*Aim of the task*.
Copy the lines starting at "Patent image size: (727, 1003)." and ending at "The flange section 16 is at (288, 390).", replacing "sectional view" with "cross-sectional view" and changing nothing else.

*Supplied material*.
··········

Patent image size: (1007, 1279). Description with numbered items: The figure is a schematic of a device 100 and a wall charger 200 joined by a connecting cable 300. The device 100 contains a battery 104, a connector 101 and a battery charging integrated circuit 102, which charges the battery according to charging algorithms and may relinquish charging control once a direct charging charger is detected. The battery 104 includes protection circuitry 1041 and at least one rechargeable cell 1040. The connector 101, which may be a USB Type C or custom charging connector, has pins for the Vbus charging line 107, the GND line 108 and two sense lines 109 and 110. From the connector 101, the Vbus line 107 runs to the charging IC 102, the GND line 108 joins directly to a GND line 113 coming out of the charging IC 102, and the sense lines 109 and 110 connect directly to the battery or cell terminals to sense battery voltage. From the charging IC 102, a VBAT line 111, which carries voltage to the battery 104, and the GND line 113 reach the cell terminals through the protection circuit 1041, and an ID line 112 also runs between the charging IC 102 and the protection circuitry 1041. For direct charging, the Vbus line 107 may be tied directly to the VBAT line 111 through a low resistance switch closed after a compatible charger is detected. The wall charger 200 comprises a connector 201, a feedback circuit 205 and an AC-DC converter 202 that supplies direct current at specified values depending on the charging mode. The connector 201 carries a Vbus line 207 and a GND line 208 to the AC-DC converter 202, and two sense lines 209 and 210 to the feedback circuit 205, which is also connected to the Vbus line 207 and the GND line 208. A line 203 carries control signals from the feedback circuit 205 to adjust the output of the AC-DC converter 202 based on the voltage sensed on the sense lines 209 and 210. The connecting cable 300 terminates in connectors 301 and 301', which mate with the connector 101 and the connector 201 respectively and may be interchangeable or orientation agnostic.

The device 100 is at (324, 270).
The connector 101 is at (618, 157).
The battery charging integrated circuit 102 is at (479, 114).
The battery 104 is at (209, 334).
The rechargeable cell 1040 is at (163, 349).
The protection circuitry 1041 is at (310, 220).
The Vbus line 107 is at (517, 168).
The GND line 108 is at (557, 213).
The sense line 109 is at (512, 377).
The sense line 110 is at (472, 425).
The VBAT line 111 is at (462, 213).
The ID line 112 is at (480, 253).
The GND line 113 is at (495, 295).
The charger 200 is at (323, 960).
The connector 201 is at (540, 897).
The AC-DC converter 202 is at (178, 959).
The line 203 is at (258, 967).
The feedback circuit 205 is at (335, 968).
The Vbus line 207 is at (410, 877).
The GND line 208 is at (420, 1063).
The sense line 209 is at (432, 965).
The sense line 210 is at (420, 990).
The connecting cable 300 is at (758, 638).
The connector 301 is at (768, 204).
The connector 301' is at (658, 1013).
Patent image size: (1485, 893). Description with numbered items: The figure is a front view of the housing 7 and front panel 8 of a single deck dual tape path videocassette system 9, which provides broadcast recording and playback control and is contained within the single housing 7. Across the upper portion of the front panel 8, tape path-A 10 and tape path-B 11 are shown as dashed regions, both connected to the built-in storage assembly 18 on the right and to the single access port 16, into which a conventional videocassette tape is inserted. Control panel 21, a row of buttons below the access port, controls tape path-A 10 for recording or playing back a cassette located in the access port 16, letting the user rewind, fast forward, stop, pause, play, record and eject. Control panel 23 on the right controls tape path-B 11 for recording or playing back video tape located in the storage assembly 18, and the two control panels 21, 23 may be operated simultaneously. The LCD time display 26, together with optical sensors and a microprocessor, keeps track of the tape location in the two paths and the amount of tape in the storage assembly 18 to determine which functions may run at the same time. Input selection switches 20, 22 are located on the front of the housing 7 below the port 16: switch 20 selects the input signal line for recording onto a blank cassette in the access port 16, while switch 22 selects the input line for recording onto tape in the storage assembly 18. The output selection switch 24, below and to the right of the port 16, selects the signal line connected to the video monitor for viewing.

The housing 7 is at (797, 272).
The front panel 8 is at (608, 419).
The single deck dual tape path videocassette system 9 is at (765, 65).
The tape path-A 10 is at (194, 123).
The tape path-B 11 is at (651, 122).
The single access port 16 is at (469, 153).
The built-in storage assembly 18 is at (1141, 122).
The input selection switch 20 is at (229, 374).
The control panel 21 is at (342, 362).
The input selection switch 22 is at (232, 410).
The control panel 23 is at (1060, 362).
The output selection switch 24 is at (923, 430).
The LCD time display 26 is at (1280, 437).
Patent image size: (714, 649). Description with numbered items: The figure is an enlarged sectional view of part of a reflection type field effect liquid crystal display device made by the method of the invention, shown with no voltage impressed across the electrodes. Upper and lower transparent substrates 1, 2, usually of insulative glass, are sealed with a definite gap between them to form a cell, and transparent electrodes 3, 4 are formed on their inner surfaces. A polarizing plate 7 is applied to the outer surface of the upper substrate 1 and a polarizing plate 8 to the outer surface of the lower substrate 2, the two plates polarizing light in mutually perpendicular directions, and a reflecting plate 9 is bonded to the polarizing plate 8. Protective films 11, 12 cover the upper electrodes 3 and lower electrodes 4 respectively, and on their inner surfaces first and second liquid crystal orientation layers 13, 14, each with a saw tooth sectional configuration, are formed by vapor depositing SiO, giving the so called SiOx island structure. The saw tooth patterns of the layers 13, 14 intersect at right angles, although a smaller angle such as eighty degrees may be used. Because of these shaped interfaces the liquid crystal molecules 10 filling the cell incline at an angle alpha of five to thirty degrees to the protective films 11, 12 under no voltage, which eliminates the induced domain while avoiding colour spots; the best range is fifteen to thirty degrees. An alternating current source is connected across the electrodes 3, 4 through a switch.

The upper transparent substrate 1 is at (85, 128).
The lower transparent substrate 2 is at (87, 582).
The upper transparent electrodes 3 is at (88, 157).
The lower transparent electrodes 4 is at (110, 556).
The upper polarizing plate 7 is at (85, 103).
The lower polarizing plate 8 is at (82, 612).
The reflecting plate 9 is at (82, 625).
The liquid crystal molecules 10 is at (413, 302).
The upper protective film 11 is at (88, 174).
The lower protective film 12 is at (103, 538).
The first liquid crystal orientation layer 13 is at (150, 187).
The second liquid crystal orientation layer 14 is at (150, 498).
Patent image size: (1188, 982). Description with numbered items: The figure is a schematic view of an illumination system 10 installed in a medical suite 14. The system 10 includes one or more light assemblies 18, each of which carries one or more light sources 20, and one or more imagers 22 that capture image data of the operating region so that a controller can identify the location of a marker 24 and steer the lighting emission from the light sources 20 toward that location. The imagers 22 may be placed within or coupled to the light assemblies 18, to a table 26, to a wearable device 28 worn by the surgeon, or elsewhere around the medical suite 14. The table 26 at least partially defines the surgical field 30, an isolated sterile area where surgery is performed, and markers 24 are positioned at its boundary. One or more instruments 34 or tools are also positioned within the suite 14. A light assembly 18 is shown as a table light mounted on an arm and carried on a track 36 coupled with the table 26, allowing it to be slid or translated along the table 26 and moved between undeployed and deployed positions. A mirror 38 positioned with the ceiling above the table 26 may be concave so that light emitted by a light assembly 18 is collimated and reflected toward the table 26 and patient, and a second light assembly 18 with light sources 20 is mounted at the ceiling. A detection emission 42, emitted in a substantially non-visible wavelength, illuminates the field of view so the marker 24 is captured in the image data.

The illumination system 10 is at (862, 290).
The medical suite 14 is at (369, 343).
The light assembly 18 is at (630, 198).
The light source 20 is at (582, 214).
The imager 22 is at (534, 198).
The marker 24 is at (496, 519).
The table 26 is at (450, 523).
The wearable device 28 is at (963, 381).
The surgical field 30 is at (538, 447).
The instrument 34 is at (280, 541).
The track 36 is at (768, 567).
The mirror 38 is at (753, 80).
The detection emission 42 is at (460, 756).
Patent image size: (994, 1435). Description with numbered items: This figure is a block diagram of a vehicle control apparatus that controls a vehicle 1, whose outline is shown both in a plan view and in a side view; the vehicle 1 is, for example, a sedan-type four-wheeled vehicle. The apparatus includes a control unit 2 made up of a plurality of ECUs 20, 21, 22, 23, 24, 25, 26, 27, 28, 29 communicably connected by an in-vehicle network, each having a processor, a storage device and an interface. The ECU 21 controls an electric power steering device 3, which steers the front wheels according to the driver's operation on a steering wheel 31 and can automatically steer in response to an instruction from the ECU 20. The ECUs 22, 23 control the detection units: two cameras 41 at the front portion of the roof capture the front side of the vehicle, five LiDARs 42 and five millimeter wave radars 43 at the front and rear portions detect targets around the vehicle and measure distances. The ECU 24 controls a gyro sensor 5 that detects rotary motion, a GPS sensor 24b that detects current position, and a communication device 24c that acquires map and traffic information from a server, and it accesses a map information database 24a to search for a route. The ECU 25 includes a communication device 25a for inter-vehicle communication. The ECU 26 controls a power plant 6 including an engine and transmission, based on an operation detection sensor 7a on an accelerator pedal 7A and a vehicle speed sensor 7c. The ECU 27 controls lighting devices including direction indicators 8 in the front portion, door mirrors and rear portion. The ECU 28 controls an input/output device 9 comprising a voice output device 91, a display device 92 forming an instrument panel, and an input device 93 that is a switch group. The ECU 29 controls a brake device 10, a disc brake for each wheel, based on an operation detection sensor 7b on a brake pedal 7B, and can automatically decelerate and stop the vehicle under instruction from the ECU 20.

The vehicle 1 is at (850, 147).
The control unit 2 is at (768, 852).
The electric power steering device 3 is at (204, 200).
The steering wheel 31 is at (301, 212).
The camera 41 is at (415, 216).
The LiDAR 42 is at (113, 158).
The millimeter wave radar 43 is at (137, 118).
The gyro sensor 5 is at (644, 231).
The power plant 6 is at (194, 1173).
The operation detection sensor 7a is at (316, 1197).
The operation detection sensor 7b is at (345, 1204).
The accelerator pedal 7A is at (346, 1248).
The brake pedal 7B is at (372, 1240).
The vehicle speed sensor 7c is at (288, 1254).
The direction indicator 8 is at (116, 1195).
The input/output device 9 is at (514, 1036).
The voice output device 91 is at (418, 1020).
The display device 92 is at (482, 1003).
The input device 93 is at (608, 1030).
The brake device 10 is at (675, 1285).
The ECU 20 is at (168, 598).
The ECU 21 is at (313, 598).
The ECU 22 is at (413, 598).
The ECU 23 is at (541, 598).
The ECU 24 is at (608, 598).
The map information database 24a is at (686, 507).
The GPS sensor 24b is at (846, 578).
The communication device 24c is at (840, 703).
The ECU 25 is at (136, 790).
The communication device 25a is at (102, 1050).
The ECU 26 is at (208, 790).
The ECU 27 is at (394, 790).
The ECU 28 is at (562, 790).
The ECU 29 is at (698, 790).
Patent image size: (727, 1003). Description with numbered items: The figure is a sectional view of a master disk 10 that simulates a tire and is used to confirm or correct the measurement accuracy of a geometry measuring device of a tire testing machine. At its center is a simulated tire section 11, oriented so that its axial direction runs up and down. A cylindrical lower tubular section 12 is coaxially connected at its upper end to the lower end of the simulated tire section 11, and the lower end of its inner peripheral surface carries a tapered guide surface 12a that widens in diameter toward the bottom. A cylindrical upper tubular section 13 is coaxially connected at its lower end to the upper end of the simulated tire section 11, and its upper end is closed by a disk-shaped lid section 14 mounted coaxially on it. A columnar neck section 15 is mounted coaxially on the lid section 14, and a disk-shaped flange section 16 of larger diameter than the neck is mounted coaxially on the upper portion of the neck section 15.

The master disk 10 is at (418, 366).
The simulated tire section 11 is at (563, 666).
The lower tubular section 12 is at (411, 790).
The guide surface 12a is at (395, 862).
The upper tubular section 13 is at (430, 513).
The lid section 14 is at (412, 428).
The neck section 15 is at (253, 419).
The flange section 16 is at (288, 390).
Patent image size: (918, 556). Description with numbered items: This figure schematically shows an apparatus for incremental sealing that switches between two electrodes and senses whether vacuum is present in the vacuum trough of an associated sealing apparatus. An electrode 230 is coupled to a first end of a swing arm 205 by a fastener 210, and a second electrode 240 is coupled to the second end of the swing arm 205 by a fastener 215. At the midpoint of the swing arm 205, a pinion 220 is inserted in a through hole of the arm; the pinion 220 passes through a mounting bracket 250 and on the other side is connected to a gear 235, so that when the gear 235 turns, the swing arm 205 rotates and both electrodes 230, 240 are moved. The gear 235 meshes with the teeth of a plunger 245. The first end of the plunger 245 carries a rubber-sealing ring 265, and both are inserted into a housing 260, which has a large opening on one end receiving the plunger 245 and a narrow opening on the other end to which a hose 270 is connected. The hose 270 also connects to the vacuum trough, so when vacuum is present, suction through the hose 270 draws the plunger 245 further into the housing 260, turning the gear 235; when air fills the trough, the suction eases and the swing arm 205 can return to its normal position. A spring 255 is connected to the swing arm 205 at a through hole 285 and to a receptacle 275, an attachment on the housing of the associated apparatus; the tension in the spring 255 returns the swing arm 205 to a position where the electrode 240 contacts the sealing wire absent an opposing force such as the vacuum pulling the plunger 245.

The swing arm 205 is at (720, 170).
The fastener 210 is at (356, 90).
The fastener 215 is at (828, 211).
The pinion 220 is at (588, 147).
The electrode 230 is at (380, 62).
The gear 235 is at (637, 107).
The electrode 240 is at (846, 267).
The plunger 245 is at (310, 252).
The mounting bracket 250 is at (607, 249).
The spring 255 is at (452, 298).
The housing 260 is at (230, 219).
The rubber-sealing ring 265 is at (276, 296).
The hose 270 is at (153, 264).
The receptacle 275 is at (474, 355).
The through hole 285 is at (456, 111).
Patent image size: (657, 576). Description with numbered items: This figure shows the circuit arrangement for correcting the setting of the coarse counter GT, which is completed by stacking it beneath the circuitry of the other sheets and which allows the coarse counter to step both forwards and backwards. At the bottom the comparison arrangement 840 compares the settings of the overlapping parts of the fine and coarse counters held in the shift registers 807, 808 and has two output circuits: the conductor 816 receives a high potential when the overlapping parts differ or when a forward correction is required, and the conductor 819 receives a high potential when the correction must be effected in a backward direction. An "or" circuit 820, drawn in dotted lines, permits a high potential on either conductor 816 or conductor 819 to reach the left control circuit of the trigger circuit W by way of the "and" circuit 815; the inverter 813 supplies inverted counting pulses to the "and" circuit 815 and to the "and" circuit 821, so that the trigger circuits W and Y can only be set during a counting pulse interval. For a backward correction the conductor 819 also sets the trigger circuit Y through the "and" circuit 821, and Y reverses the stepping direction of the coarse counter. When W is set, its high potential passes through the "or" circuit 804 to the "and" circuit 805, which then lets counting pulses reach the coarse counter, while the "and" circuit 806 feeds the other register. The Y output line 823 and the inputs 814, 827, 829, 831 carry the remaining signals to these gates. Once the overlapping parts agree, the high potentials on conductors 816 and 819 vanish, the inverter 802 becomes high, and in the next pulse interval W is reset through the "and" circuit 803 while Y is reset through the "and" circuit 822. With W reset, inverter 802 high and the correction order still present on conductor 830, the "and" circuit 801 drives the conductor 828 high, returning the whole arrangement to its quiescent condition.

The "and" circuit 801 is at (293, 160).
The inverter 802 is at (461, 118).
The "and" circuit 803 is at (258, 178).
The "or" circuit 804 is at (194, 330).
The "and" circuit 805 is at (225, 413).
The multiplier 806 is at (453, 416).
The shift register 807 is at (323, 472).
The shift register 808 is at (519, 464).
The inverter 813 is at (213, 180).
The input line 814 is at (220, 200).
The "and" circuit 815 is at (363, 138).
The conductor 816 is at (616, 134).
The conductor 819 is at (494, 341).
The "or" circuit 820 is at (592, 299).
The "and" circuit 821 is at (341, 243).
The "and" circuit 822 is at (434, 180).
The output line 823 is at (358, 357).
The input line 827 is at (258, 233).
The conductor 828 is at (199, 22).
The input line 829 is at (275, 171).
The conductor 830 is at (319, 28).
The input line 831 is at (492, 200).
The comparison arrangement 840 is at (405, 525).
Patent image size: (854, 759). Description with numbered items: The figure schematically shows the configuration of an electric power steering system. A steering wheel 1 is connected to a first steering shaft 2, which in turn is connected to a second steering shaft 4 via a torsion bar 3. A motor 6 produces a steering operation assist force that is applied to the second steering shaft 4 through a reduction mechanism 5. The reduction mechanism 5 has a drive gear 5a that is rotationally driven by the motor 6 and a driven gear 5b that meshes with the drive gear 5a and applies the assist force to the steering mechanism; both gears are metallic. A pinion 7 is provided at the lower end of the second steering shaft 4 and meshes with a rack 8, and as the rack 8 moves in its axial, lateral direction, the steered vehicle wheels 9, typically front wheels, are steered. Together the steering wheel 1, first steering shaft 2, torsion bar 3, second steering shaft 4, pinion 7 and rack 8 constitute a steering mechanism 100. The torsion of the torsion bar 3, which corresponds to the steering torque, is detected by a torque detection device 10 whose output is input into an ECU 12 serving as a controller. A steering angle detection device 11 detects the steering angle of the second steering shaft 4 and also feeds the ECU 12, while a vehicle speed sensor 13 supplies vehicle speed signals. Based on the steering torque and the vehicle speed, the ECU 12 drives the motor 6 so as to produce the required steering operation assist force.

··········

*Written reply*.
Patent image size: (727, 1003). Description with numbered items: The figure is a cross-sectional view of a master disk 10 that simulates a tire and is used to confirm or correct the measurement accuracy of a geometry measuring device of a tire testing machine. At its center is a simulated tire section 11, oriented so that its axial direction runs up and down. A cylindrical lower tubular section 12 is coaxially connected at its upper end to the lower end of the simulated tire section 11, and the lower end of its inner peripheral surface carries a tapered guide surface 12a that widens in diameter toward the bottom. A cylindrical upper tubular section 13 is coaxially connected at its lower end to the upper end of the simulated tire section 11, and its upper end is closed by a disk-shaped lid section 14 mounted coaxially on it. A columnar neck section 15 is mounted coaxially on the lid section 14, and a disk-shaped flange section 16 of larger diameter than the neck is mounted coaxially on the upper portion of the neck section 15.

The master disk 10 is at (418, 366).
The simulated tire section 11 is at (563, 666).
The lower tubular section 12 is at (411, 790).
The guide surface 12a is at (395, 862).
The upper tubular section 13 is at (430, 513).
The lid section 14 is at (412, 428).
The neck section 15 is at (253, 419).
The flange section 16 is at (288, 390).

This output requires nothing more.